§ **EXERCISE**: Write out the bile acid and colon cancer abstract in full, word for word.

§ **PAGE TEXT**:

Deoxycholic Acid Activates β-Catenin Signaling Pathway and Increases Colon Cell Cancer Growth and Invasiveness

Abstract

Colorectal cancer is often lethal when invasion and/or metastasis occur. Tumor progression to the metastatic phenotype is mainly dependent on tumor cell invasiveness. Secondary bile acids, particularly deoxycholic acid (DCA), are implicated in promoting colon cancer growth and progression. Whether DCA modulates β-catenin and promotes colon cancer cell growth and invasiveness remains unknown. Because β-catenin and its target genes urokinase-type plasminogen activator receptor (uPAR) and cyclin D1 are overexpressed in colon cancers, and are linked to cancer growth, invasion, and metastasis, we investigated whether DCA activates β-catenin signaling and promotes colon cancer cell growth and invasiveness. Our results show that low concentrations of DCA (5 and 50 μM) significantly increase tyrosine phosphorylation of β-catenin, induce urokinase-type plasminogen activator, uPAR, and cyclin D1 expression and enhance colon cancer cell proliferation and invasiveness. These events are associated with a substantial loss of E-cadherin binding to β-catenin. Inhibition of β-catenin with small interfering RNA significantly reduced DCA-induced uPAR and cyclin D1 expression. Blocking uPAR with a neutralizing antibody significantly suppressed DCA-induced colon cancer cell proliferation and invasiveness. These findings provide evidence for a novel mechanism underlying the oncogenic effects of secondary bile acids.

[Document layout analysis data]
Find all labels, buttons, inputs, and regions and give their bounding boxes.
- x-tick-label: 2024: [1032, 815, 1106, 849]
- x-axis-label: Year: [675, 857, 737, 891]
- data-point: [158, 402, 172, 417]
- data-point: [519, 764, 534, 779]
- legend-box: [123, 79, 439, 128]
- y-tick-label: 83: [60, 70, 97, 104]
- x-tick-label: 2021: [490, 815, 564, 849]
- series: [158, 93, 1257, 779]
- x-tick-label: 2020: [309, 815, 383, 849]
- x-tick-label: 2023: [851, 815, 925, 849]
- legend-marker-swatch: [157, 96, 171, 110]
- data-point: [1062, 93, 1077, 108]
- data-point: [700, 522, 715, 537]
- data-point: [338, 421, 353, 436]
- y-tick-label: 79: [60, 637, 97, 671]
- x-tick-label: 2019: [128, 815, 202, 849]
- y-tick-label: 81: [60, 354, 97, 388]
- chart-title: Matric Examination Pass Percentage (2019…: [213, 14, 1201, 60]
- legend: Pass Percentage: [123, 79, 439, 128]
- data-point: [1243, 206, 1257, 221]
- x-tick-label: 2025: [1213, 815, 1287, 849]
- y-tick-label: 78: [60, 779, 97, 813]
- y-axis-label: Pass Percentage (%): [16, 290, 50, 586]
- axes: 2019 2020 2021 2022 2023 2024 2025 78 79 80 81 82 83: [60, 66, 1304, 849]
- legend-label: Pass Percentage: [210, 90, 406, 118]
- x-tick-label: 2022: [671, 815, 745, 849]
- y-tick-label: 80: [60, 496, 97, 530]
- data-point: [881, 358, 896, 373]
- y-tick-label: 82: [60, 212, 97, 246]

§ **ANSWER BOX**:
Deoxycholic Acid Activates β-Catenin Signaling Pathway and Increases Colon Cell Cancer Growth and Invasiveness

Abstract

Colorectal cancer is often lethal when invasion and/or metastasis occur. Tumor progression to the metastatic phenotype is mainly dependent on tumor cell invasiveness. Secondary bile acids, particularly deoxycholic acid (DCA), are implicated in promoting colon cancer growth and progression. Whether DCA modulates β-catenin and promotes colon cancer cell growth and invasiveness remains unknown. Because β-catenin and its target genes urokinase-type plasminogen activator receptor (uPAR) and cyclin D1 are overexpressed in colon cancers, and are linked to cancer growth, invasion, and metastasis, we investigated whether DCA activates β-catenin signaling and promotes colon cancer cell growth and invasiveness. Our results show that low concentrations of DCA (5 and 50 μM) significantly increase tyrosine phosphorylation of β-catenin, induce urokinase-type plasminogen activator, uPAR, and cyclin D1 expression and enhance colon cancer cell proliferation and invasiveness. These events are associated with a substantial loss of E-cadherin binding to β-catenin. Inhibition of β-catenin with small interfering RNA significantly reduced DCA-induced uPAR and cyclin D1 expression. Blocking uPAR with a neutralizing antibody significantly suppressed DCA-induced colon cancer cell proliferation and invasiveness. These findings provide evidence for a novel mechanism underlying the oncogenic effects of secondary bile acids.